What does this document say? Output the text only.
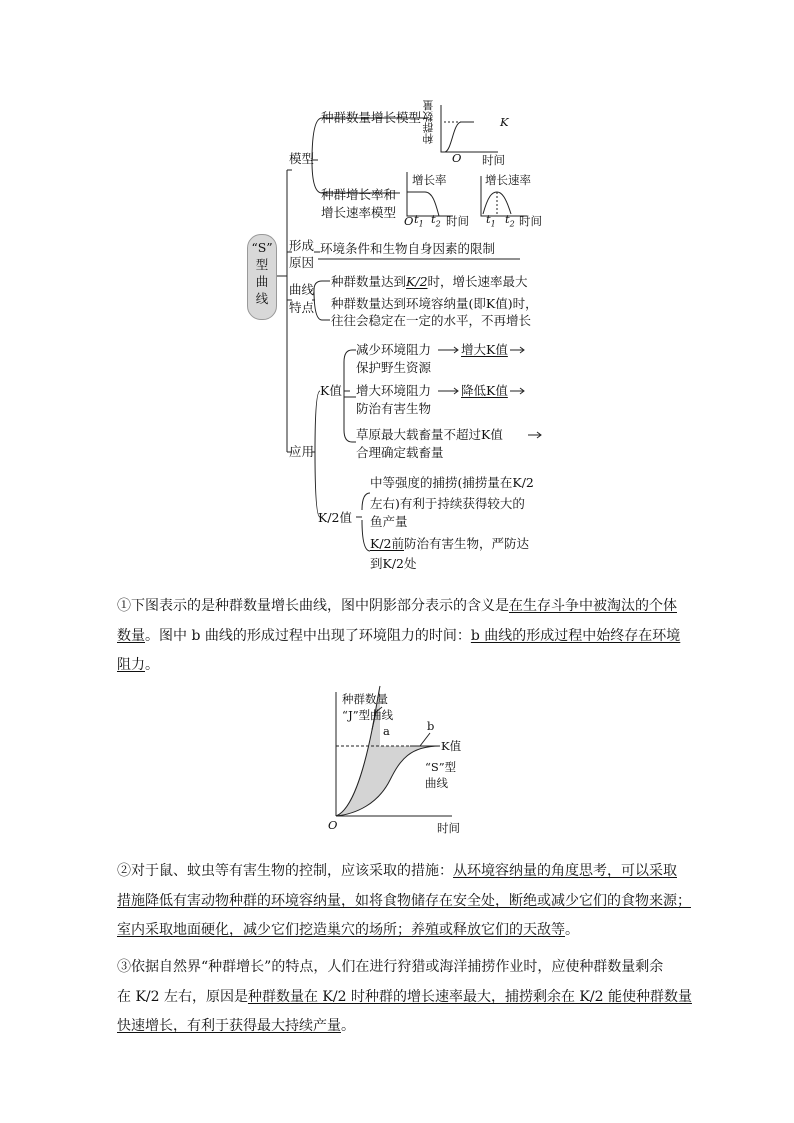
“S”
型
曲
线
模型
种群数量增长模型
种群增长率和
增长速率模型
种群数量	K
O 时间
增长率
O $t_1$ $t_2$ 时间
增长速率
$t_1$ $t_2$ 时间
形成
原因
环境条件和生物自身因素的限制
曲线
特点
种群数量达到K/2时，增长速率最大
种群数量达到环境容纳量(即K值)时，
往往会稳定在一定的水平，不再增长
应用
K值
减少环境阻力 增大K值
保护野生资源
增大环境阻力 降低K值
防治有害生物
草原最大载畜量不超过K值
合理确定载畜量
K/2值
中等强度的捕捞(捕捞量在K/2
左右)有利于持续获得较大的
鱼产量
K/2前防治有害生物，严防达
到K/2处
①下图表示的是种群数量增长曲线，图中阴影部分表示的含义是在生存斗争中被淘汰的个体
数量。图中 b 曲线的形成过程中出现了环境阻力的时间：b 曲线的形成过程中始终存在环境
阻力。
种群数量
“J”型曲线
a	b
K值
“S”型
曲线
O	时间
②对于鼠、蚊虫等有害生物的控制，应该采取的措施：从环境容纳量的角度思考，可以采取
措施降低有害动物种群的环境容纳量，如将食物储存在安全处，断绝或减少它们的食物来源；
室内采取地面硬化，减少它们挖造巢穴的场所；养殖或释放它们的天敌等。
③依据自然界“种群增长”的特点，人们在进行狩猎或海洋捕捞作业时，应使种群数量剩余
在 K/2 左右，原因是种群数量在 K/2 时种群的增长速率最大，捕捞剩余在 K/2 能使种群数量
快速增长，有利于获得最大持续产量。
◇ ◇ ◇
Would you mind returning each entry above word for word, skipping the images?

▶ **EXERCISE RESULT**
What does this document say? Output the text only.
“S”
型
曲
线
模型
种群数量增长模型
种群增长率和
增长速率模型
种群数量	K
O 时间
增长率
O $t_1$ $t_2$ 时间
增长速率
$t_1$ $t_2$ 时间
形成
原因
环境条件和生物自身因素的限制
曲线
特点
种群数量达到K/2时，增长速率最大
种群数量达到环境容纳量(即K值)时，
往往会稳定在一定的水平，不再增长
应用
K值
减少环境阻力 增大K值
保护野生资源
增大环境阻力 降低K值
防治有害生物
草原最大载畜量不超过K值
合理确定载畜量
K/2值
中等强度的捕捞(捕捞量在K/2
左右)有利于持续获得较大的
鱼产量
K/2前防治有害生物，严防达
到K/2处
①下图表示的是种群数量增长曲线，图中阴影部分表示的含义是在生存斗争中被淘汰的个体
数量。图中 b 曲线的形成过程中出现了环境阻力的时间：b 曲线的形成过程中始终存在环境
阻力。
种群数量
“J”型曲线
a	b
K值
“S”型
曲线
O	时间
②对于鼠、蚊虫等有害生物的控制，应该采取的措施：从环境容纳量的角度思考，可以采取
措施降低有害动物种群的环境容纳量，如将食物储存在安全处，断绝或减少它们的食物来源；
室内采取地面硬化，减少它们挖造巢穴的场所；养殖或释放它们的天敌等。
③依据自然界“种群增长”的特点，人们在进行狩猎或海洋捕捞作业时，应使种群数量剩余
在 K/2 左右，原因是种群数量在 K/2 时种群的增长速率最大，捕捞剩余在 K/2 能使种群数量
快速增长，有利于获得最大持续产量。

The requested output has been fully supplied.